_AIM_: Every line of the listing must be reproduced as it stands. Leave the images behind.

** Start RECORD EXCERPTS **

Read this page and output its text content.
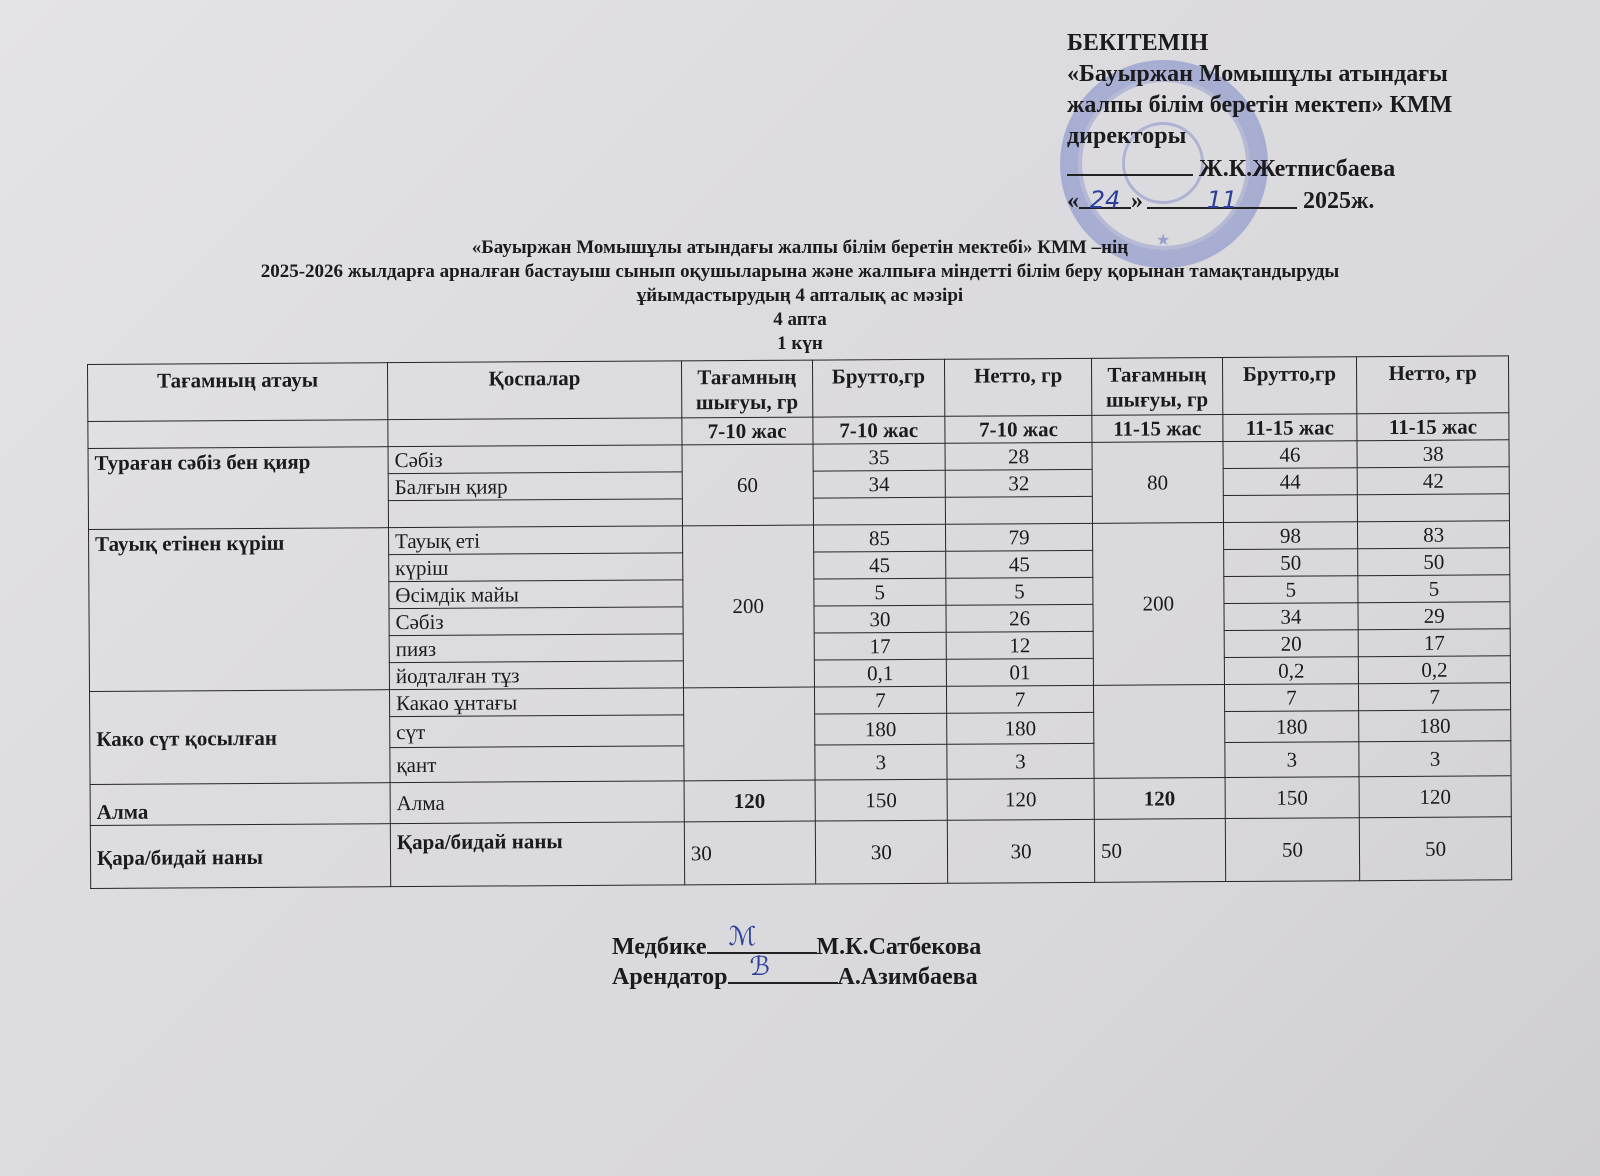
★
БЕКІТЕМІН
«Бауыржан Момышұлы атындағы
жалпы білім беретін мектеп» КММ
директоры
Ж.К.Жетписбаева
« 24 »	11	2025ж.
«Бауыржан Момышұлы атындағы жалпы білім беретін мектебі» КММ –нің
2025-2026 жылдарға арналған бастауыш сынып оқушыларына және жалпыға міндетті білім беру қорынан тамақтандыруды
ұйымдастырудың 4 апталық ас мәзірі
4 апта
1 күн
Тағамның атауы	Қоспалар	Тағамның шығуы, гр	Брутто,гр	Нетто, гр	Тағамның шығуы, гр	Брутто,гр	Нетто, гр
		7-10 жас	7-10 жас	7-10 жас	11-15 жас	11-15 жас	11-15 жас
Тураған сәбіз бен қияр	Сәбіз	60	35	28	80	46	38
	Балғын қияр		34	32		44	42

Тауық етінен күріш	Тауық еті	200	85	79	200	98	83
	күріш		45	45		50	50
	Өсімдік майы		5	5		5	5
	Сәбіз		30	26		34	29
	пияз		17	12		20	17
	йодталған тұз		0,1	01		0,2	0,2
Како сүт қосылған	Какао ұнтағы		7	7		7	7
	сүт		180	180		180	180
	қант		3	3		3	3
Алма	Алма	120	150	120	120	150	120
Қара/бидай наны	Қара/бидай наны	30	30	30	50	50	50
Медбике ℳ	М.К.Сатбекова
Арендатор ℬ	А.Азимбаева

** End RECORD EXCERPTS **

_TASK RESPONSE_:
Read this page and output its text content.
★
БЕКІТЕМІН
«Бауыржан Момышұлы атындағы
жалпы білім беретін мектеп» КММ
директоры
Ж.К.Жетписбаева
« 24 »	11	2025ж.
«Бауыржан Момышұлы атындағы жалпы білім беретін мектебі» КММ –нің
2025-2026 жылдарға арналған бастауыш сынып оқушыларына және жалпыға міндетті білім беру қорынан тамақтандыруды
ұйымдастырудың 4 апталық ас мәзірі
4 апта
1 күн
Тағамның атауы	Қоспалар	Тағамның шығуы, гр	Брутто,гр	Нетто, гр	Тағамның шығуы, гр	Брутто,гр	Нетто, гр
		7-10 жас	7-10 жас	7-10 жас	11-15 жас	11-15 жас	11-15 жас
Тураған сәбіз бен қияр	Сәбіз	60	35	28	80	46	38
	Балғын қияр		34	32		44	42

Тауық етінен күріш	Тауық еті	200	85	79	200	98	83
	күріш		45	45		50	50
	Өсімдік майы		5	5		5	5
	Сәбіз		30	26		34	29
	пияз		17	12		20	17
	йодталған тұз		0,1	01		0,2	0,2
Како сүт қосылған	Какао ұнтағы		7	7		7	7
	сүт		180	180		180	180
	қант		3	3		3	3
Алма	Алма	120	150	120	120	150	120
Қара/бидай наны	Қара/бидай наны	30	30	30	50	50	50
Медбике ℳ	М.К.Сатбекова
Арендатор ℬ	А.Азимбаева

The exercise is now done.